Data provided:

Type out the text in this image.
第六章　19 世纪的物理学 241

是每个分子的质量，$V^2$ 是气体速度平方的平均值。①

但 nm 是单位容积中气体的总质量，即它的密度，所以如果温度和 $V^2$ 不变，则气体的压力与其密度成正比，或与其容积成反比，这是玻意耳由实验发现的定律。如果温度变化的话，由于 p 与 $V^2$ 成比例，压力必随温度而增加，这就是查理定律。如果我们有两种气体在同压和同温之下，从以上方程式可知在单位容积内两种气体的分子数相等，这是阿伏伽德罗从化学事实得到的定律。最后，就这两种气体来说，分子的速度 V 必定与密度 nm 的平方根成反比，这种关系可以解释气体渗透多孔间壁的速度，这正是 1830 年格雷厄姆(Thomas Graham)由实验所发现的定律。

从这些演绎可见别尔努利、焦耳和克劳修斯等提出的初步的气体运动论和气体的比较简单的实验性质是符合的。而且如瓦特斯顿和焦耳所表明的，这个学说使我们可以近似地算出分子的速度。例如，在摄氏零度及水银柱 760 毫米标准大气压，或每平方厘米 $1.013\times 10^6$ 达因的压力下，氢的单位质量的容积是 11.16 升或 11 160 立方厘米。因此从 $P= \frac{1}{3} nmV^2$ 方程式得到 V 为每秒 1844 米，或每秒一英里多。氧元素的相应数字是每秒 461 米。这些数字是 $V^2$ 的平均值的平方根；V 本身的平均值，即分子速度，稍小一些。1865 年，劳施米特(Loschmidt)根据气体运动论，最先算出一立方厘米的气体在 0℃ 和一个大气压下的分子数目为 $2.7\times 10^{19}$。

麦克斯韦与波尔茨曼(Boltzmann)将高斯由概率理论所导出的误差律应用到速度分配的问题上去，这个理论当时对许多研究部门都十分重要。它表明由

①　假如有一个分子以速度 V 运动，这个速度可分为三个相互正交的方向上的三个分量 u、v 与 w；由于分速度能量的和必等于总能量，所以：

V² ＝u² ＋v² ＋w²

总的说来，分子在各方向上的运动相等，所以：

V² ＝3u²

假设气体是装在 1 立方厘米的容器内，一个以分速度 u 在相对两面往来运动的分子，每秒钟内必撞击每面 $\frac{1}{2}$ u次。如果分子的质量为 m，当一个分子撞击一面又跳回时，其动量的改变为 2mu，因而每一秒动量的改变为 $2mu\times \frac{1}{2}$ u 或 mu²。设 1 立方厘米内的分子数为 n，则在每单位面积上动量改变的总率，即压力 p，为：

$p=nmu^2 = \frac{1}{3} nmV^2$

Directive: Transcribe each entry precisely, missing none.

Solution to the exercise:
Type out the text in this image.
第六章　19 世纪的物理学 241

是每个分子的质量，$V^2$ 是气体速度平方的平均值。①

但 nm 是单位容积中气体的总质量，即它的密度，所以如果温度和 $V^2$ 不变，则气体的压力与其密度成正比，或与其容积成反比，这是玻意耳由实验发现的定律。如果温度变化的话，由于 p 与 $V^2$ 成比例，压力必随温度而增加，这就是查理定律。如果我们有两种气体在同压和同温之下，从以上方程式可知在单位容积内两种气体的分子数相等，这是阿伏伽德罗从化学事实得到的定律。最后，就这两种气体来说，分子的速度 V 必定与密度 nm 的平方根成反比，这种关系可以解释气体渗透多孔间壁的速度，这正是 1830 年格雷厄姆(Thomas Graham)由实验所发现的定律。

从这些演绎可见别尔努利、焦耳和克劳修斯等提出的初步的气体运动论和气体的比较简单的实验性质是符合的。而且如瓦特斯顿和焦耳所表明的，这个学说使我们可以近似地算出分子的速度。例如，在摄氏零度及水银柱 760 毫米标准大气压，或每平方厘米 $1.013\times 10^6$ 达因的压力下，氢的单位质量的容积是 11.16 升或 11 160 立方厘米。因此从 $P= \frac{1}{3} nmV^2$ 方程式得到 V 为每秒 1844 米，或每秒一英里多。氧元素的相应数字是每秒 461 米。这些数字是 $V^2$ 的平均值的平方根；V 本身的平均值，即分子速度，稍小一些。1865 年，劳施米特(Loschmidt)根据气体运动论，最先算出一立方厘米的气体在 0℃ 和一个大气压下的分子数目为 $2.7\times 10^{19}$。

麦克斯韦与波尔茨曼(Boltzmann)将高斯由概率理论所导出的误差律应用到速度分配的问题上去，这个理论当时对许多研究部门都十分重要。它表明由

①　假如有一个分子以速度 V 运动，这个速度可分为三个相互正交的方向上的三个分量 u、v 与 w；由于分速度能量的和必等于总能量，所以：

V² ＝u² ＋v² ＋w²

总的说来，分子在各方向上的运动相等，所以：

V² ＝3u²

假设气体是装在 1 立方厘米的容器内，一个以分速度 u 在相对两面往来运动的分子，每秒钟内必撞击每面 $\frac{1}{2}$ u次。如果分子的质量为 m，当一个分子撞击一面又跳回时，其动量的改变为 2mu，因而每一秒动量的改变为 $2mu\times \frac{1}{2}$ u 或 mu²。设 1 立方厘米内的分子数为 n，则在每单位面积上动量改变的总率，即压力 p，为：

$p=nmu^2 = \frac{1}{3} nmV^2$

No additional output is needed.